Written problem:
Copy every line from the material below that holds "translate".

════

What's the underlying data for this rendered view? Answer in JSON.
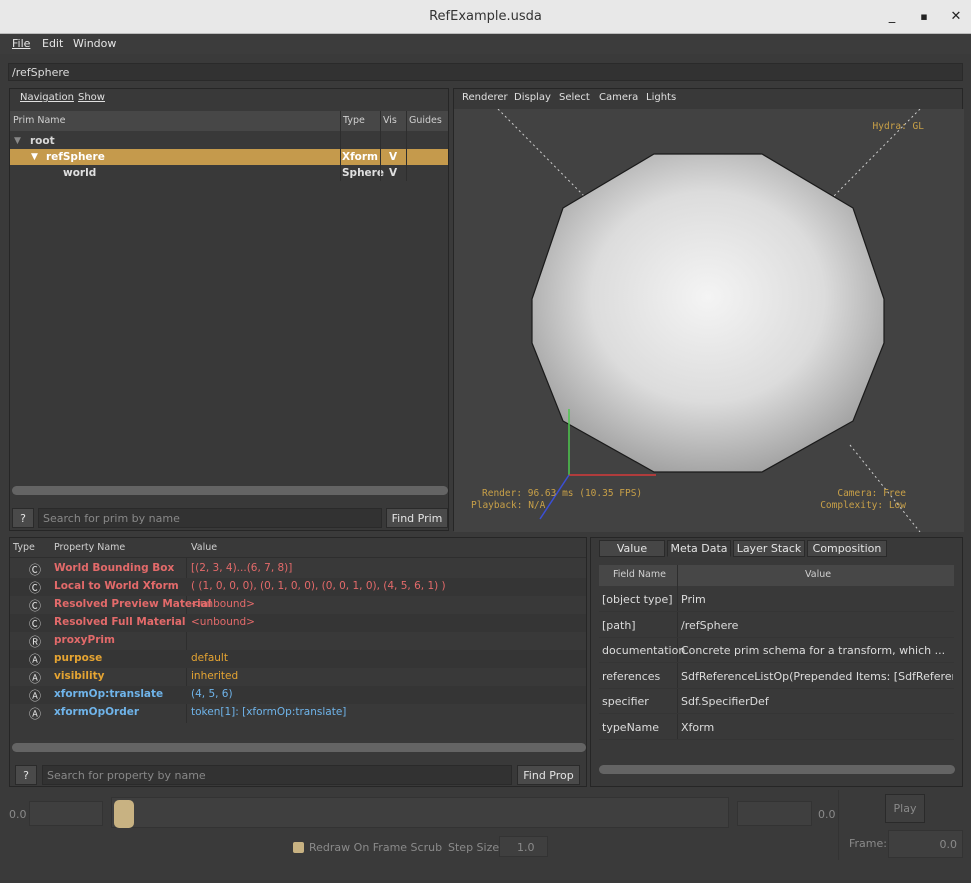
{
  "window": {
    "title": "RefExample.usda"
  },
  "menu": [
    "File",
    "Edit",
    "Window"
  ],
  "path_bar": "/refSphere",
  "tree": {
    "menu": [
      "Navigation",
      "Show"
    ],
    "columns": [
      "Prim Name",
      "Type",
      "Vis",
      "Guides"
    ],
    "rows": [
      {
        "name": "root",
        "type": "",
        "vis": ""
      },
      {
        "name": "refSphere",
        "type": "Xform",
        "vis": "V"
      },
      {
        "name": "world",
        "type": "Sphere",
        "vis": "V"
      }
    ],
    "help_label": "?",
    "search_placeholder": "Search for prim by name",
    "find_label": "Find Prim"
  },
  "viewport": {
    "menu": [
      "Renderer",
      "Display",
      "Select",
      "Camera",
      "Lights"
    ],
    "renderer": "Hydra: GL",
    "render_time": "Render: 96.63 ms (10.35 FPS)",
    "playback": "Playback: N/A",
    "camera": "Camera: Free",
    "complexity": "Complexity: Low",
    "colors": {
      "background": "#424242",
      "hud": "#c8a048",
      "x_axis": "#d43b3b",
      "y_axis": "#4cc94c",
      "z_axis": "#3b4fd4"
    }
  },
  "properties": {
    "columns": [
      "Type",
      "Property Name",
      "Value"
    ],
    "rows": [
      {
        "icon": "Ⓒ",
        "name": "World Bounding Box",
        "value": "[(2, 3, 4)...(6, 7, 8)]",
        "color": "#e36a6a"
      },
      {
        "icon": "Ⓒ",
        "name": "Local to World Xform",
        "value": "( (1, 0, 0, 0), (0, 1, 0, 0), (0, 0, 1, 0), (4, 5, 6, 1) )",
        "color": "#e36a6a"
      },
      {
        "icon": "Ⓒ",
        "name": "Resolved Preview Material",
        "value": "<unbound>",
        "color": "#e36a6a"
      },
      {
        "icon": "Ⓒ",
        "name": "Resolved Full Material",
        "value": "<unbound>",
        "color": "#e36a6a"
      },
      {
        "icon": "Ⓡ",
        "name": "proxyPrim",
        "value": "",
        "color": "#e36a6a"
      },
      {
        "icon": "Ⓐ",
        "name": "purpose",
        "value": "default",
        "color": "#e5a432"
      },
      {
        "icon": "Ⓐ",
        "name": "visibility",
        "value": "inherited",
        "color": "#e5a432"
      },
      {
        "icon": "Ⓐ",
        "name": "xformOp:translate",
        "value": "(4, 5, 6)",
        "color": "#6fb4ea"
      },
      {
        "icon": "Ⓐ",
        "name": "xformOpOrder",
        "value": "token[1]: [xformOp:translate]",
        "color": "#6fb4ea"
      }
    ],
    "help_label": "?",
    "search_placeholder": "Search for property by name",
    "find_label": "Find Prop"
  },
  "meta": {
    "tabs": [
      "Value",
      "Meta Data",
      "Layer Stack",
      "Composition"
    ],
    "columns": [
      "Field Name",
      "Value"
    ],
    "rows": [
      {
        "field": "[object type]",
        "value": "Prim"
      },
      {
        "field": "[path]",
        "value": "/refSphere"
      },
      {
        "field": "documentation",
        "value": "Concrete prim schema for a transform, which ..."
      },
      {
        "field": "references",
        "value": "SdfReferenceListOp(Prepended Items: [SdfReference(..."
      },
      {
        "field": "specifier",
        "value": "Sdf.SpecifierDef"
      },
      {
        "field": "typeName",
        "value": "Xform"
      }
    ]
  },
  "timeline": {
    "start_label": "0.0",
    "end_label": "0.0",
    "play_label": "Play",
    "redraw_label": "Redraw On Frame Scrub",
    "step_size_label": "Step Size",
    "step_size_value": "1.0",
    "frame_label": "Frame:",
    "frame_value": "0.0"
  },
  "accent_color": "#c8a048"
}
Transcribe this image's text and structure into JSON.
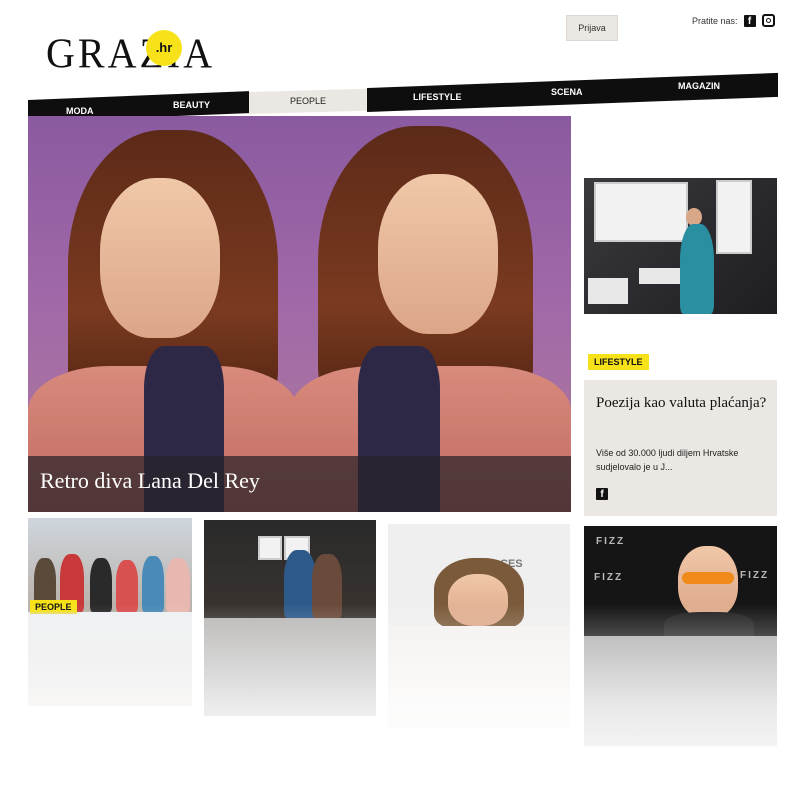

════

Result:
        "name": "xformOp:translate",
        "value": "token[1]: [xformOp:translate]",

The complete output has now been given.